_THE TASK_
Make an exact copy of all the data.

_RECORDS FOR THIS TASK_
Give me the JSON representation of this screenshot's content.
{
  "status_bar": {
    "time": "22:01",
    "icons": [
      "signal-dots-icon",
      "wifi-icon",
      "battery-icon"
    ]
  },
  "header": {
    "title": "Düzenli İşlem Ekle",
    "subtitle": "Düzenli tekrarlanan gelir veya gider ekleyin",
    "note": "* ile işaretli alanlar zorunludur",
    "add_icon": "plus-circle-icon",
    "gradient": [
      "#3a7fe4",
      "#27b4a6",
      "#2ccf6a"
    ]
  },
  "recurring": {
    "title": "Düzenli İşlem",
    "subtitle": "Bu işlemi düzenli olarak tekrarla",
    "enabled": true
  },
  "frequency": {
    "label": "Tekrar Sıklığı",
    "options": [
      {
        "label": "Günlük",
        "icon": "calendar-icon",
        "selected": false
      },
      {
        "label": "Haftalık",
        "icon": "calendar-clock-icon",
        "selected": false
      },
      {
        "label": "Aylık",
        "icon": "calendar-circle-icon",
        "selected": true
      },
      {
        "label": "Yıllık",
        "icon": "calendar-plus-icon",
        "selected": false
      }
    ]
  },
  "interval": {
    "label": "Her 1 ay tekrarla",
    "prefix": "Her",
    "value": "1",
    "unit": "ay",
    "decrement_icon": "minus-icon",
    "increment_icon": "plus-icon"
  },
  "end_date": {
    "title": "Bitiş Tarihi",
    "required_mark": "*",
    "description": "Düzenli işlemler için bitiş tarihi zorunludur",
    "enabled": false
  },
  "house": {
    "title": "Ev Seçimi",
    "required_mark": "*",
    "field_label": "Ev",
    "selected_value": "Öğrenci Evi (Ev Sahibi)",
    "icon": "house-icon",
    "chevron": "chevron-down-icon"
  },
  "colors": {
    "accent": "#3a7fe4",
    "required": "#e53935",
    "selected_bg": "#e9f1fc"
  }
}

_ANSWER TO THE PROBLEM_
Give me the JSON representation of this screenshot's content.
{
  "status_bar": {
    "time": "22:01",
    "icons": [
      "signal-dots-icon",
      "wifi-icon",
      "battery-icon"
    ]
  },
  "header": {
    "title": "Düzenli İşlem Ekle",
    "subtitle": "Düzenli tekrarlanan gelir veya gider ekleyin",
    "note": "* ile işaretli alanlar zorunludur",
    "add_icon": "plus-circle-icon",
    "gradient": [
      "#3a7fe4",
      "#27b4a6",
      "#2ccf6a"
    ]
  },
  "recurring": {
    "title": "Düzenli İşlem",
    "subtitle": "Bu işlemi düzenli olarak tekrarla",
    "enabled": true
  },
  "frequency": {
    "label": "Tekrar Sıklığı",
    "options": [
      {
        "label": "Günlük",
        "icon": "calendar-icon",
        "selected": false
      },
      {
        "label": "Haftalık",
        "icon": "calendar-clock-icon",
        "selected": false
      },
      {
        "label": "Aylık",
        "icon": "calendar-circle-icon",
        "selected": true
      },
      {
        "label": "Yıllık",
        "icon": "calendar-plus-icon",
        "selected": false
      }
    ]
  },
  "interval": {
    "label": "Her 1 ay tekrarla",
    "prefix": "Her",
    "value": "1",
    "unit": "ay",
    "decrement_icon": "minus-icon",
    "increment_icon": "plus-icon"
  },
  "end_date": {
    "title": "Bitiş Tarihi",
    "required_mark": "*",
    "description": "Düzenli işlemler için bitiş tarihi zorunludur",
    "enabled": false
  },
  "house": {
    "title": "Ev Seçimi",
    "required_mark": "*",
    "field_label": "Ev",
    "selected_value": "Öğrenci Evi (Ev Sahibi)",
    "icon": "house-icon",
    "chevron": "chevron-down-icon"
  },
  "colors": {
    "accent": "#3a7fe4",
    "required": "#e53935",
    "selected_bg": "#e9f1fc"
  }
}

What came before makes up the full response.